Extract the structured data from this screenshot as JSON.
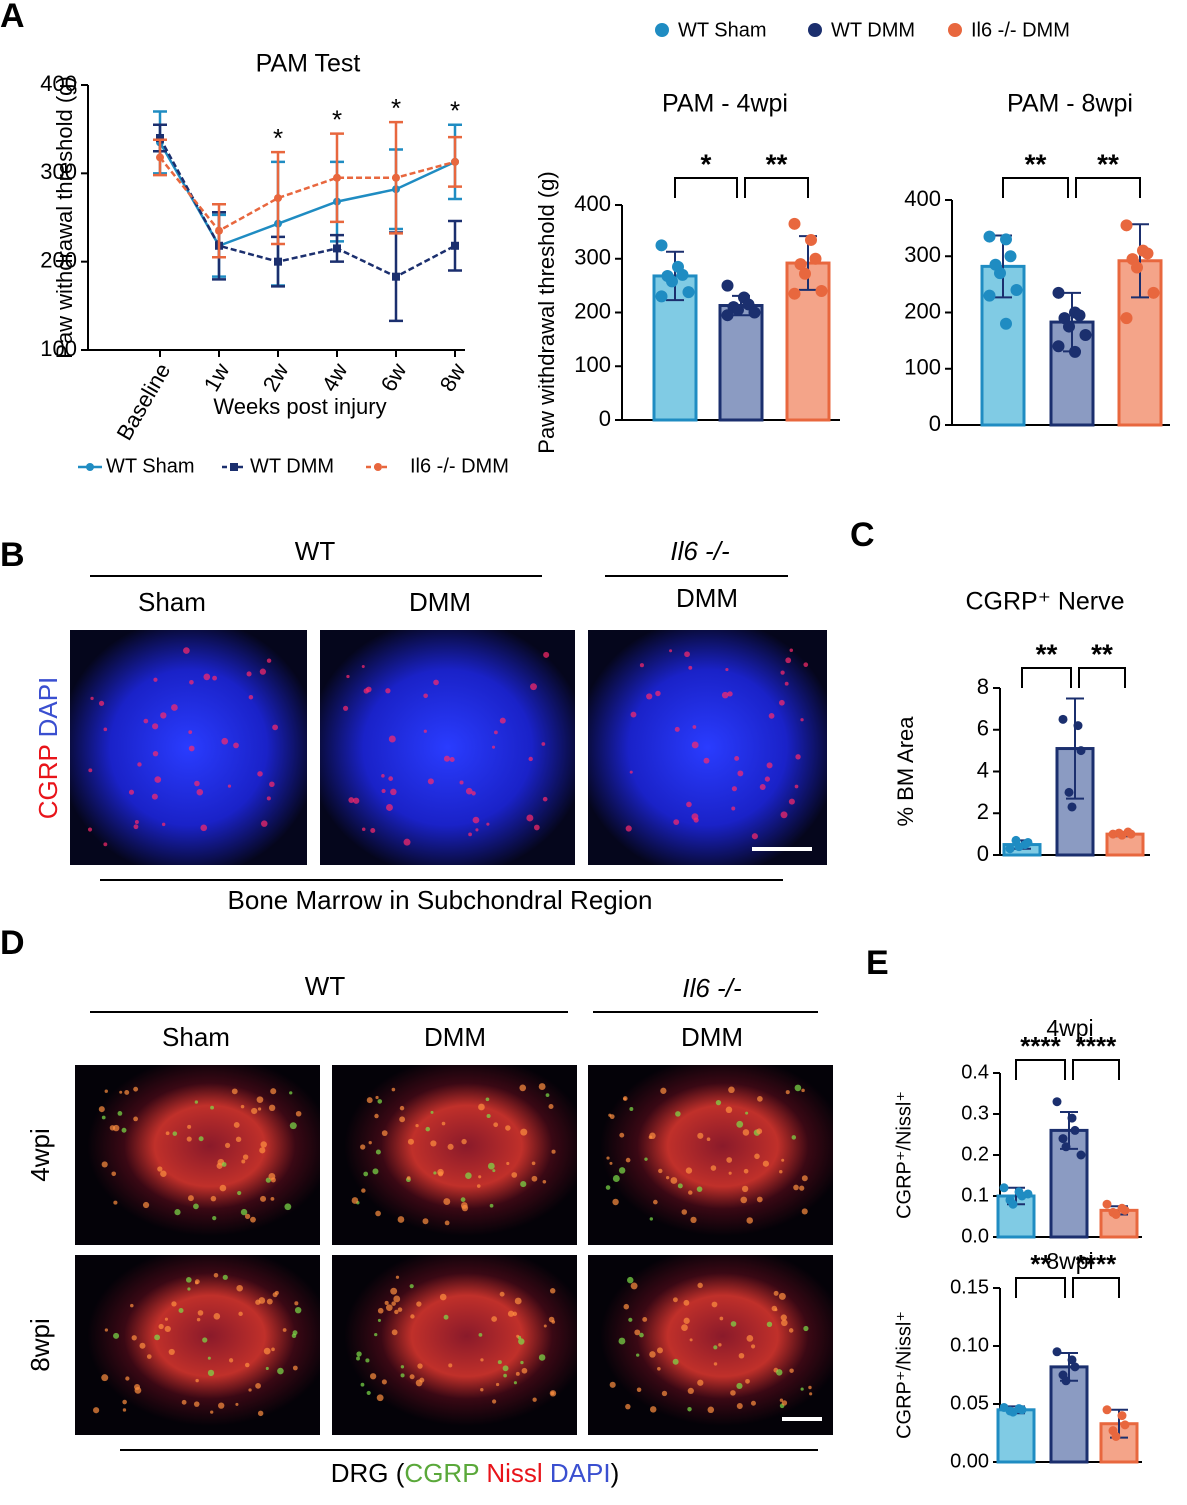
{
  "panels": {
    "A": "A",
    "B": "B",
    "C": "C",
    "D": "D",
    "E": "E",
    "b_wt": "WT",
    "b_ko": "Il6 -/-",
    "b_sham": "Sham",
    "b_dmm": "DMM",
    "b_dmm2": "DMM",
    "b_stain_cgrp": "CGRP",
    "b_stain_dapi": "DAPI",
    "b_caption": "Bone Marrow in Subchondral Region",
    "d_wt": "WT",
    "d_ko": "Il6 -/-",
    "d_sham": "Sham",
    "d_dmm": "DMM",
    "d_dmm2": "DMM",
    "d_row1": "4wpi",
    "d_row2": "8wpi",
    "d_cap_pre": "DRG (",
    "d_cap_cgrp": "CGRP",
    "d_cap_nissl": "Nissl",
    "d_cap_dapi": "DAPI",
    "d_cap_post": ")"
  },
  "chart_data": [
    {
      "type": "line",
      "title": "PAM Test",
      "x_label": "Weeks post injury",
      "y_label": "Paw withdrawal threshold (g)",
      "categories": [
        "Baseline",
        "1w",
        "2w",
        "4w",
        "6w",
        "8w"
      ],
      "ylim": [
        100,
        400
      ],
      "yticks": [
        100,
        200,
        300,
        400
      ],
      "series": [
        {
          "name": "WT Sham",
          "color": "#1f8cc2",
          "line_style": "solid",
          "values": [
            335,
            218,
            243,
            268,
            282,
            313
          ],
          "errors": [
            35,
            35,
            70,
            45,
            45,
            42
          ]
        },
        {
          "name": "WT DMM",
          "color": "#1b2f6e",
          "line_style": "dashed",
          "values": [
            340,
            218,
            200,
            215,
            183,
            218
          ],
          "errors": [
            15,
            38,
            28,
            15,
            50,
            28
          ]
        },
        {
          "name": "Il6 -/- DMM",
          "color": "#e8673e",
          "line_style": "dashed",
          "values": [
            318,
            235,
            272,
            295,
            295,
            313
          ],
          "errors": [
            20,
            30,
            52,
            50,
            63,
            28
          ]
        }
      ],
      "annotations": [
        {
          "category": "2w",
          "text": "*"
        },
        {
          "category": "4w",
          "text": "*"
        },
        {
          "category": "6w",
          "text": "*"
        },
        {
          "category": "8w",
          "text": "*"
        }
      ]
    },
    {
      "type": "bar",
      "title": "PAM - 4wpi",
      "y_label": "Paw withdrawal threshold (g)",
      "categories": [
        "WT Sham",
        "WT DMM",
        "Il6 -/- DMM"
      ],
      "colors": [
        "#80cbe4",
        "#8b9bc2",
        "#f4a489"
      ],
      "edge_colors": [
        "#1f8cc2",
        "#1b2f6e",
        "#e8673e"
      ],
      "ylim": [
        0,
        400
      ],
      "yticks": [
        0,
        100,
        200,
        300,
        400
      ],
      "values": [
        268,
        213,
        292
      ],
      "errors": [
        45,
        18,
        50
      ],
      "points": [
        [
          325,
          285,
          270,
          268,
          258,
          238,
          230
        ],
        [
          250,
          228,
          215,
          210,
          205,
          200,
          195
        ],
        [
          365,
          335,
          300,
          290,
          272,
          240,
          235
        ]
      ],
      "comparisons": [
        {
          "from": 0,
          "to": 1,
          "label": "*"
        },
        {
          "from": 1,
          "to": 2,
          "label": "**"
        }
      ]
    },
    {
      "type": "bar",
      "title": "PAM - 8wpi",
      "categories": [
        null,
        null,
        null
      ],
      "colors": [
        "#80cbe4",
        "#8b9bc2",
        "#f4a489"
      ],
      "edge_colors": [
        "#1f8cc2",
        "#1b2f6e",
        "#e8673e"
      ],
      "ylim": [
        0,
        400
      ],
      "yticks": [
        0,
        100,
        200,
        300,
        400
      ],
      "values": [
        282,
        183,
        292
      ],
      "errors": [
        55,
        52,
        65
      ],
      "points": [
        [
          335,
          330,
          300,
          285,
          270,
          240,
          230,
          180
        ],
        [
          235,
          200,
          195,
          190,
          175,
          160,
          140,
          130
        ],
        [
          355,
          310,
          305,
          295,
          280,
          235,
          190
        ]
      ],
      "comparisons": [
        {
          "from": 0,
          "to": 1,
          "label": "**"
        },
        {
          "from": 1,
          "to": 2,
          "label": "**"
        }
      ]
    },
    {
      "type": "bar",
      "title": "CGRP⁺ Nerve",
      "y_label": "% BM Area",
      "categories": [
        null,
        null,
        null
      ],
      "colors": [
        "#80cbe4",
        "#8b9bc2",
        "#f4a489"
      ],
      "edge_colors": [
        "#1f8cc2",
        "#1b2f6e",
        "#e8673e"
      ],
      "ylim": [
        0,
        8
      ],
      "yticks": [
        0,
        2,
        4,
        6,
        8
      ],
      "values": [
        0.5,
        5.1,
        1.0
      ],
      "errors": [
        0.2,
        2.4,
        0.1
      ],
      "points": [
        [
          0.3,
          0.5,
          0.6,
          0.7,
          0.4
        ],
        [
          6.5,
          6.2,
          5.0,
          3.0,
          2.3
        ],
        [
          1.0,
          1.1,
          1.0,
          1.05,
          0.95
        ]
      ],
      "comparisons": [
        {
          "from": 0,
          "to": 1,
          "label": "**"
        },
        {
          "from": 1,
          "to": 2,
          "label": "**"
        }
      ]
    },
    {
      "type": "bar",
      "title": "4wpi",
      "y_label": "CGRP⁺/Nissl⁺",
      "categories": [
        null,
        null,
        null
      ],
      "colors": [
        "#80cbe4",
        "#8b9bc2",
        "#f4a489"
      ],
      "edge_colors": [
        "#1f8cc2",
        "#1b2f6e",
        "#e8673e"
      ],
      "ylim": [
        0,
        0.4
      ],
      "yticks": [
        {
          "value": 0,
          "label": "0.0"
        },
        0.1,
        0.2,
        0.3,
        0.4
      ],
      "values": [
        0.1,
        0.26,
        0.065
      ],
      "errors": [
        0.02,
        0.045,
        0.01
      ],
      "points": [
        [
          0.12,
          0.11,
          0.1,
          0.09,
          0.08,
          0.105
        ],
        [
          0.33,
          0.29,
          0.26,
          0.24,
          0.22,
          0.2
        ],
        [
          0.08,
          0.07,
          0.065,
          0.06,
          0.055
        ]
      ],
      "comparisons": [
        {
          "from": 0,
          "to": 1,
          "label": "****"
        },
        {
          "from": 1,
          "to": 2,
          "label": "****"
        }
      ]
    },
    {
      "type": "bar",
      "title": "8wpi",
      "y_label": "CGRP⁺/Nissl⁺",
      "categories": [
        null,
        null,
        null
      ],
      "colors": [
        "#80cbe4",
        "#8b9bc2",
        "#f4a489"
      ],
      "edge_colors": [
        "#1f8cc2",
        "#1b2f6e",
        "#e8673e"
      ],
      "ylim": [
        0,
        0.15
      ],
      "yticks": [
        {
          "value": 0,
          "label": "0.00"
        },
        {
          "value": 0.05,
          "label": "0.05"
        },
        {
          "value": 0.1,
          "label": "0.10"
        },
        {
          "value": 0.15,
          "label": "0.15"
        }
      ],
      "values": [
        0.045,
        0.082,
        0.033
      ],
      "errors": [
        0.003,
        0.012,
        0.012
      ],
      "points": [
        [
          0.047,
          0.046,
          0.045,
          0.044,
          0.043
        ],
        [
          0.095,
          0.088,
          0.082,
          0.075,
          0.07
        ],
        [
          0.045,
          0.04,
          0.032,
          0.027,
          0.022
        ]
      ],
      "comparisons": [
        {
          "from": 0,
          "to": 1,
          "label": "**"
        },
        {
          "from": 1,
          "to": 2,
          "label": "****"
        }
      ]
    }
  ]
}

● ● ● ● ● ● ●

• [Your objective]: What is the number of lines above that hold the string "CGRP"? Answer with that number alone.

• [Written response]: 5